— BEGIN INPUT MATERIAL —

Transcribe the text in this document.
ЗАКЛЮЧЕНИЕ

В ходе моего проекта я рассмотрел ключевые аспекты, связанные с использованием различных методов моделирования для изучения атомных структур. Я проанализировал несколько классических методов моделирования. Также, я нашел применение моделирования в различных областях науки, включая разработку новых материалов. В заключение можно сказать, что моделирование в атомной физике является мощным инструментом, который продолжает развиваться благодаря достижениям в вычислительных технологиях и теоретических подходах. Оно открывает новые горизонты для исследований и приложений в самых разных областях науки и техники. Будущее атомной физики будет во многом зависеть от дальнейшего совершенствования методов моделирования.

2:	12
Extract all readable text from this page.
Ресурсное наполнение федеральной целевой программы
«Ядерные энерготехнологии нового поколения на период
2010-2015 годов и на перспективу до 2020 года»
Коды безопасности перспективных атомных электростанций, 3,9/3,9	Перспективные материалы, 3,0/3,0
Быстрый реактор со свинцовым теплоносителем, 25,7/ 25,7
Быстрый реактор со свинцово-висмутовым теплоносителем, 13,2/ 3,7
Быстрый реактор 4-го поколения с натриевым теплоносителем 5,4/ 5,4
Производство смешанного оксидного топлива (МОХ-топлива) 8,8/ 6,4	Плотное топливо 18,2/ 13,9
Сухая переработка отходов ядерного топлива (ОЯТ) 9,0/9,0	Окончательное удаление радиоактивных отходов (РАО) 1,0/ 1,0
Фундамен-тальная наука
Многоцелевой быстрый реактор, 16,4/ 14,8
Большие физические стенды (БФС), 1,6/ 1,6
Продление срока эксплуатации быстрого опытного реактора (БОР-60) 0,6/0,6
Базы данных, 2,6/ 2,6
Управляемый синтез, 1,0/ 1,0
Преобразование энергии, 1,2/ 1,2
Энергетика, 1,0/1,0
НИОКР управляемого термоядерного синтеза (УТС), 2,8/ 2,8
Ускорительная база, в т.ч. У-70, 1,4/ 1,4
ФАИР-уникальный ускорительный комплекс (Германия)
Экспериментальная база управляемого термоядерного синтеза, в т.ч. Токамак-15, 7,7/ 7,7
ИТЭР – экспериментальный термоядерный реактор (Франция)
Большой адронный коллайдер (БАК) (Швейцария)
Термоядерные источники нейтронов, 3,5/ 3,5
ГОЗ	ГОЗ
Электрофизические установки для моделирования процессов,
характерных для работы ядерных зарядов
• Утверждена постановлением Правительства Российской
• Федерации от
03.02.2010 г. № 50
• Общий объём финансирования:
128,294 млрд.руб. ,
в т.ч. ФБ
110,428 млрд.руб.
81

— END INPUT MATERIAL —

■ THE PROBLEM ■
Print out all the entries precisely as written.

■ OUTPUT OF THE TASK ■
Transcribe the text in this document.
ЗАКЛЮЧЕНИЕ

В ходе моего проекта я рассмотрел ключевые аспекты, связанные с использованием различных методов моделирования для изучения атомных структур. Я проанализировал несколько классических методов моделирования. Также, я нашел применение моделирования в различных областях науки, включая разработку новых материалов. В заключение можно сказать, что моделирование в атомной физике является мощным инструментом, который продолжает развиваться благодаря достижениям в вычислительных технологиях и теоретических подходах. Оно открывает новые горизонты для исследований и приложений в самых разных областях науки и техники. Будущее атомной физики будет во многом зависеть от дальнейшего совершенствования методов моделирования.

2:	12
Extract all readable text from this page.
Ресурсное наполнение федеральной целевой программы
«Ядерные энерготехнологии нового поколения на период
2010-2015 годов и на перспективу до 2020 года»
Коды безопасности перспективных атомных электростанций, 3,9/3,9	Перспективные материалы, 3,0/3,0
Быстрый реактор со свинцовым теплоносителем, 25,7/ 25,7
Быстрый реактор со свинцово-висмутовым теплоносителем, 13,2/ 3,7
Быстрый реактор 4-го поколения с натриевым теплоносителем 5,4/ 5,4
Производство смешанного оксидного топлива (МОХ-топлива) 8,8/ 6,4	Плотное топливо 18,2/ 13,9
Сухая переработка отходов ядерного топлива (ОЯТ) 9,0/9,0	Окончательное удаление радиоактивных отходов (РАО) 1,0/ 1,0
Фундамен-тальная наука
Многоцелевой быстрый реактор, 16,4/ 14,8
Большие физические стенды (БФС), 1,6/ 1,6
Продление срока эксплуатации быстрого опытного реактора (БОР-60) 0,6/0,6
Базы данных, 2,6/ 2,6
Управляемый синтез, 1,0/ 1,0
Преобразование энергии, 1,2/ 1,2
Энергетика, 1,0/1,0
НИОКР управляемого термоядерного синтеза (УТС), 2,8/ 2,8
Ускорительная база, в т.ч. У-70, 1,4/ 1,4
ФАИР-уникальный ускорительный комплекс (Германия)
Экспериментальная база управляемого термоядерного синтеза, в т.ч. Токамак-15, 7,7/ 7,7
ИТЭР – экспериментальный термоядерный реактор (Франция)
Большой адронный коллайдер (БАК) (Швейцария)
Термоядерные источники нейтронов, 3,5/ 3,5
ГОЗ	ГОЗ
Электрофизические установки для моделирования процессов,
характерных для работы ядерных зарядов
• Утверждена постановлением Правительства Российской
• Федерации от
03.02.2010 г. № 50
• Общий объём финансирования:
128,294 млрд.руб. ,
в т.ч. ФБ
110,428 млрд.руб.
81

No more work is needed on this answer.